» **Source passage**:
Segment Open

Chief Executive of Newcastle Hospitals
- In office 1 January 2024 – 1 April 2025
- Preceded by: Jackie Daniel
- Succeeded by: Rob Harrison

Personal details
- Born: James Mackey October 1966 (age 59) Hebburn, South Tyneside, England
- Awards: Knight Bachelor
- Nickname: Jim

= Jim Mackey (healthcare administrator) =

British health manager (born 1966)

Sir James Mackey (born 11 October 1966) is a British National Health Service administrator, since April 2025 the Chief Executive of NHS England. He was previously chief executive of Northumbria Healthcare NHS Foundation Trust and Newcastle upon Tyne Hospitals NHS Foundation Trust and on a two-year secondment in 2015–2017, of NHS Improvement.

==Early life and education==
Mackey was born in Hebburn, South Tyneside, England. He was educated at Hebburn Comprehensive School and then at New College, Durham. He is a qualified accountant.

==NHS career==
Mackey joined the NHS in 1990. After holding finance director roles, from 2003 to 2023 he was chief executive of Northumbria Healthcare NHS Foundation Trust. He was appointed chief executive of NHS Improvement, the NHS's financial regulator, in October 2015 as a two-year secondment.

In 2021, he was in the running to succeed Simon Stevens as the chief executive of NHS England. He was ruled out early in the process, along with Dido Harding; from the shortlist of candidates, Amanda Pritchard was appointed to the position. He was appointed in September 2021 to lead NHS England's effort to reduce the backlog in elective services following the COVID-19 pandemic.

In January 2024, Mackey took over as CEO of the Newcastle upon Tyne Hospitals NHS Foundation Trust.

Segment Closed

» **Information**:
Segment Open

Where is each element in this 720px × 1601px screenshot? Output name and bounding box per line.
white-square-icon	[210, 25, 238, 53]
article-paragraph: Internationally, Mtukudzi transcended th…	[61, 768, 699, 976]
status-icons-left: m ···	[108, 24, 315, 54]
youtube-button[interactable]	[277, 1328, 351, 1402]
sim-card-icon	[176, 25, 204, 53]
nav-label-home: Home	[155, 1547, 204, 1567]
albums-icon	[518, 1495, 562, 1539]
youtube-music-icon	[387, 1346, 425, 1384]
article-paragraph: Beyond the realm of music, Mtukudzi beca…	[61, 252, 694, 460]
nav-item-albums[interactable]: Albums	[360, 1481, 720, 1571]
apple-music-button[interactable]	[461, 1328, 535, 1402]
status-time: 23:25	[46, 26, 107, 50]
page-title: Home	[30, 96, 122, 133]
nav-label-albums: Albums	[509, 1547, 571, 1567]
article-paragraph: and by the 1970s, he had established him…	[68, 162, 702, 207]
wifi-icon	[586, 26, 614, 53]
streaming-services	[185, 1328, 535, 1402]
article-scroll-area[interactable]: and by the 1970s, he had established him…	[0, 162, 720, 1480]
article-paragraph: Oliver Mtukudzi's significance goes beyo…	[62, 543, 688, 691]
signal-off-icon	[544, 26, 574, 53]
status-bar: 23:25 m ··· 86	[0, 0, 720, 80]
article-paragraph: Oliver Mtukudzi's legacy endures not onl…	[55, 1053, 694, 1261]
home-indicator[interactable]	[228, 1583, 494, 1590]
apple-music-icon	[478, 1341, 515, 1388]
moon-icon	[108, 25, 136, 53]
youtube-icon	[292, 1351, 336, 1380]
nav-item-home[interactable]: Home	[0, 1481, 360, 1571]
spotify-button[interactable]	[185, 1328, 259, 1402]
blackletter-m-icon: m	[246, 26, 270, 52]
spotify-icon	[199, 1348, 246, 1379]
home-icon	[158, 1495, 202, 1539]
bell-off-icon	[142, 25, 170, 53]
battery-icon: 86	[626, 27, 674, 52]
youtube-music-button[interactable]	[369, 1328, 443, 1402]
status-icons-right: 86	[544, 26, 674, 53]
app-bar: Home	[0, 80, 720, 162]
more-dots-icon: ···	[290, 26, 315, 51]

Segment Closed

» **Tasks for this exercise**:
- a) Summarize the Jim Mackey biography in two sentences.
- b) Output the Jim Mackey biography verbatim, starting at "In 2021, he" and ending at "the COVID-19 pandemic.".

» **Solutions below**:
- a) Sir James Mackey, born in Hebburn in 1966 and a qualified accountant, is a British National Health Service administrator who has been Chief Executive of NHS England since April 2025. He joined the NHS in 1990, was chief executive of Northumbria Healthcare NHS Foundation Trust from 2003 to 2023, served a two-year secondment from 2015 as chief executive of NHS Improvement, and took over as CEO of Newcastle upon Tyne Hospitals NHS Foundation Trust in January 2024.

- b)
In 2021, he was in the running to succeed Simon Stevens as the chief executive of NHS England. He was ruled out early in the process, along with Dido Harding; from the shortlist of candidates, Amanda Pritchard was appointed to the position. He was appointed in September 2021 to lead NHS England's effort to reduce the backlog in elective services following the COVID-19 pandemic.